◆ **EXTRAIT DU DOCUMENT**
Dans un essai fort bien écrit, certes un peu touffu (typiquement psy....) tout juste paru mais qui fleure un peu vintage, ce qui n'a rien de péjoratif, Max Dorra appelle à en revenir à l'outil privilégié à ses débuts par le traitement psychanalytique : l'interprétation des rêves.
En une percée matérialiste, spinoziste (une citation du philosophe introduit chaque chapitre), il s'essaie à une synthèse entre le marxisme, en ce qu'il dévoile le rôle de l'Idéologie comme illusionnisme, et le freudisme, en ce qu'il essaie de lever le voile des illusions. Les rêves luttent, parce que ça lutte en nous comme au dehors de nous. Les rêves parlent sur ce qui se passe en nous et en dehors de nous.
"Lutte des rêves et interprétation des classes" donc. L'interprétation des rêves est encore et toujours un chemin vers la libération. Qui nous permet de dire : « Je suis donc, enfin, je pense. Jusque là, j'étais pensé ». Le rêve, comme la parole sur le divan ou l'écriture pratiquée en lâchant la bride, permet la libre association. Mais le rêve en est le lieu privilégié :
« Un front de libération des associations ».
Associer, c'est laisser tout venir, revenir. Sans utiliser la raison, « sans faire le malin ». Le rêve est une libre association qui utilise ce symbolique que nous avons non pas choisi mais « pris en marche ».
L'en dehors et l'en dedans sont donc à ne pas séparer. Ce livre est tout entier inspiré par les livres de Leroux (les films des Podalydès aussi) : « Le mystère de la chambre jaune », suivi du « Parfum de la dame en noir ». On y voit une société en prise avec l'illusionnisme, la magie. Qui repose, comme l'idéologie, sur la capacité à détourner l'attention. Rouletabille parviendra à résoudre l'énigme du meurtre dans une chambre close en oubliant la différence entre dehors et dedans, en taisant sa raison d'une certaine façon, ou en laissant aller sa raison au souvenir d'un parfum de femme... C'est une connaissance d'un nouveau genre, évoqué par Spinoza déjà.
Notre vie psychique est encombrée, pour de multiples raisons, pas toujours pour notre bonheur, par des tours de passe passe qui contribuent à nous maintenir dans le mirage, et à notre souffrance. Les souvenirs écrans, les souvenirs couvertures, sont autant de tours de prestidigitateurs.

◆ **PROBLÈMES À RÉSOUDRE**
A. Recopiez mot pour mot le passage de l'extrait situé entre "Associer, c'est laisser" et "par Spinoza déjà.", ces deux bouts compris.
B. Relevez dans l'extrait toutes les expressions placées entre guillemets « ».
C. D'après l'extrait, ces affirmations sont-elles vraies ? Répondez par oui ou par non pour chacune, en citant les mots du texte qui tranchent.
(i) Chaque chapitre de l'essai commence par une citation de Spinoza.
(ii) Rouletabille résout l'énigme en séparant bien le dehors et le dedans.
(iii) L'essai vient tout juste de paraître.

◆ **LIGNES ENREGISTRÉES**
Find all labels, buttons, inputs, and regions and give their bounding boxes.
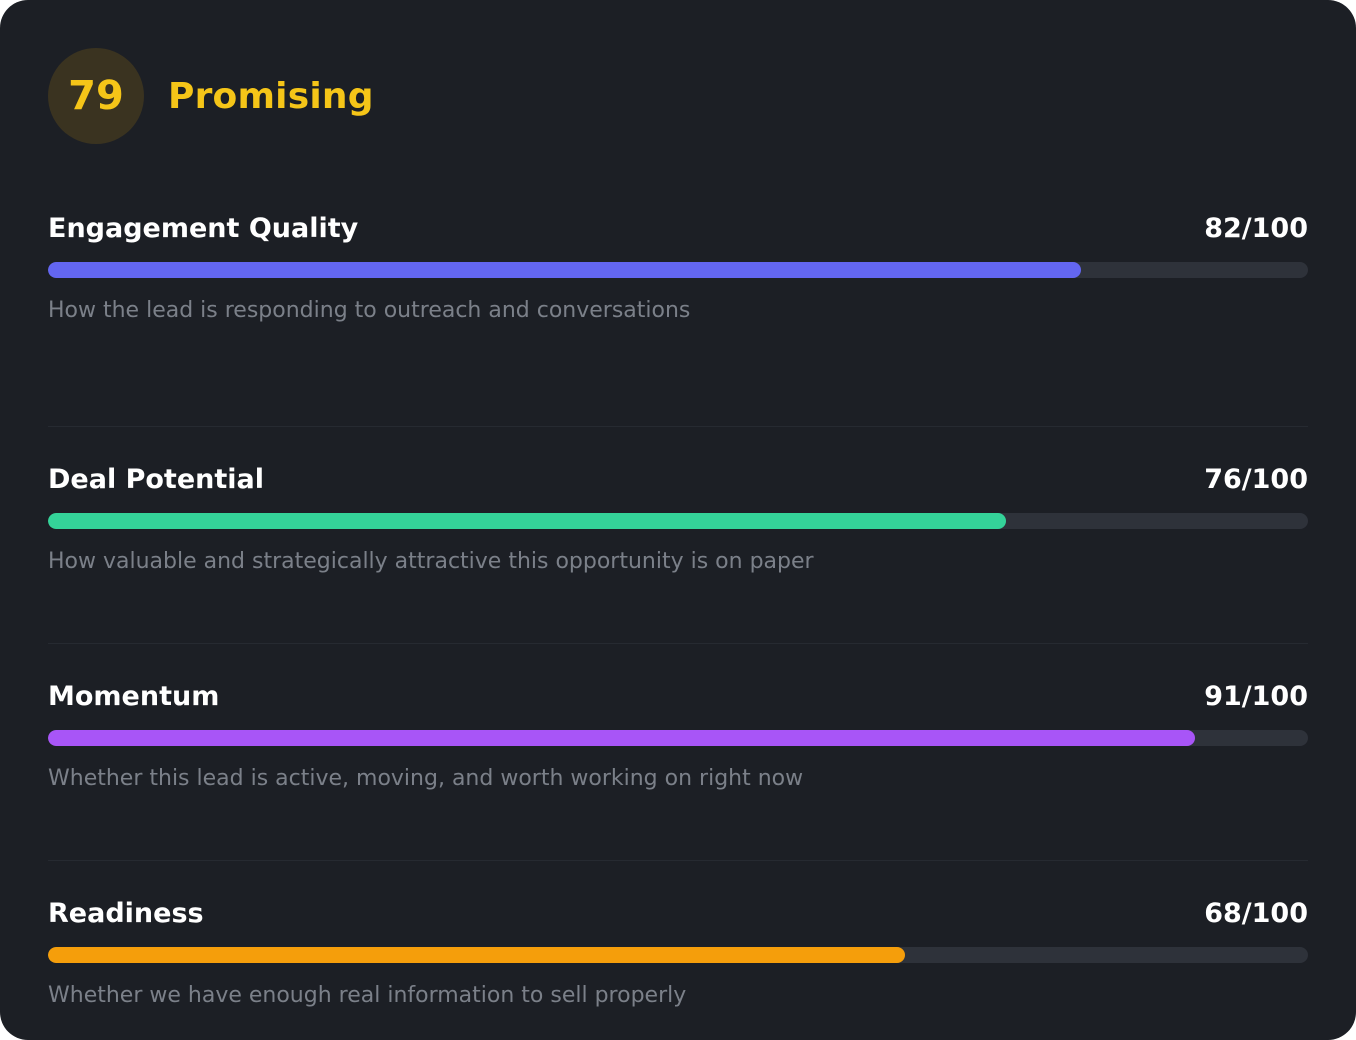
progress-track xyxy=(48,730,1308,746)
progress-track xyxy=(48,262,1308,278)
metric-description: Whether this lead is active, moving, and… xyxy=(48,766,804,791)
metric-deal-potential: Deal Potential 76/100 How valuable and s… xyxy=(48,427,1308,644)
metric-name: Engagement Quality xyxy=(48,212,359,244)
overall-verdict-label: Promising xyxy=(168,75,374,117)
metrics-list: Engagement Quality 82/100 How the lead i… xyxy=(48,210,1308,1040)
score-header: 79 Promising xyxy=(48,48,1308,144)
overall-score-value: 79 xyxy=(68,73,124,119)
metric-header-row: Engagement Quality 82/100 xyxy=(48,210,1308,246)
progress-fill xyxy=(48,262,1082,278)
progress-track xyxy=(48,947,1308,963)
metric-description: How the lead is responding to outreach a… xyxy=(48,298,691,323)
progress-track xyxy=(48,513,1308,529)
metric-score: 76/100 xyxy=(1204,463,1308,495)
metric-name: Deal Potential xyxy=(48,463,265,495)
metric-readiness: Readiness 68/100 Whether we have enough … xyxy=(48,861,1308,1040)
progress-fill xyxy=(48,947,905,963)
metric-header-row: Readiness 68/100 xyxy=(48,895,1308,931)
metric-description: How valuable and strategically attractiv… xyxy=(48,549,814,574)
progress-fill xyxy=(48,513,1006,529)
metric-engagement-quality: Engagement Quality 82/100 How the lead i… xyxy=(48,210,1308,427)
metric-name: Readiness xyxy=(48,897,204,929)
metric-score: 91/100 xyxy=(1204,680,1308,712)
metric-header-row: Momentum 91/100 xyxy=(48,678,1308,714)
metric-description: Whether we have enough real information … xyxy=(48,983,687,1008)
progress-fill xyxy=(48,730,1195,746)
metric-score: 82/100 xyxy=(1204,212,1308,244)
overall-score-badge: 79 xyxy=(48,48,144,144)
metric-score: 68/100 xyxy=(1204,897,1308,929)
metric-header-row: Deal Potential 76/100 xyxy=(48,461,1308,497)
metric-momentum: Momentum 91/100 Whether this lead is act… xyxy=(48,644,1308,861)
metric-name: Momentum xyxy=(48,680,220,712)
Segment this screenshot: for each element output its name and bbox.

◆ **RÉPONSES PAR TÂCHE**
A.
Associer, c'est laisser tout venir, revenir. Sans utiliser la raison, « sans faire le malin ». Le rêve est une libre association qui utilise ce symbolique que nous avons non pas choisi mais « pris en marche ».
L'en dehors et l'en dedans sont donc à ne pas séparer. Ce livre est tout entier inspiré par les livres de Leroux (les films des Podalydès aussi) : « Le mystère de la chambre jaune », suivi du « Parfum de la dame en noir ». On y voit une société en prise avec l'illusionnisme, la magie. Qui repose, comme l'idéologie, sur la capacité à détourner l'attention. Rouletabille parviendra à résoudre l'énigme du meurtre dans une chambre close en oubliant la différence entre dehors et dedans, en taisant sa raison d'une certaine façon, ou en laissant aller sa raison au souvenir d'un parfum de femme... C'est une connaissance d'un nouveau genre, évoqué par Spinoza déjà.

B.
« Je suis donc, enfin, je pense. Jusque là, j'étais pensé »
« Un front de libération des associations »
« sans faire le malin »
« pris en marche »
« Le mystère de la chambre jaune »
« Parfum de la dame en noir »

C.
(i) Oui : « une citation du philosophe introduit chaque chapitre »
(ii) Non : « en oubliant la différence entre dehors et dedans »
(iii) Oui : « tout juste paru »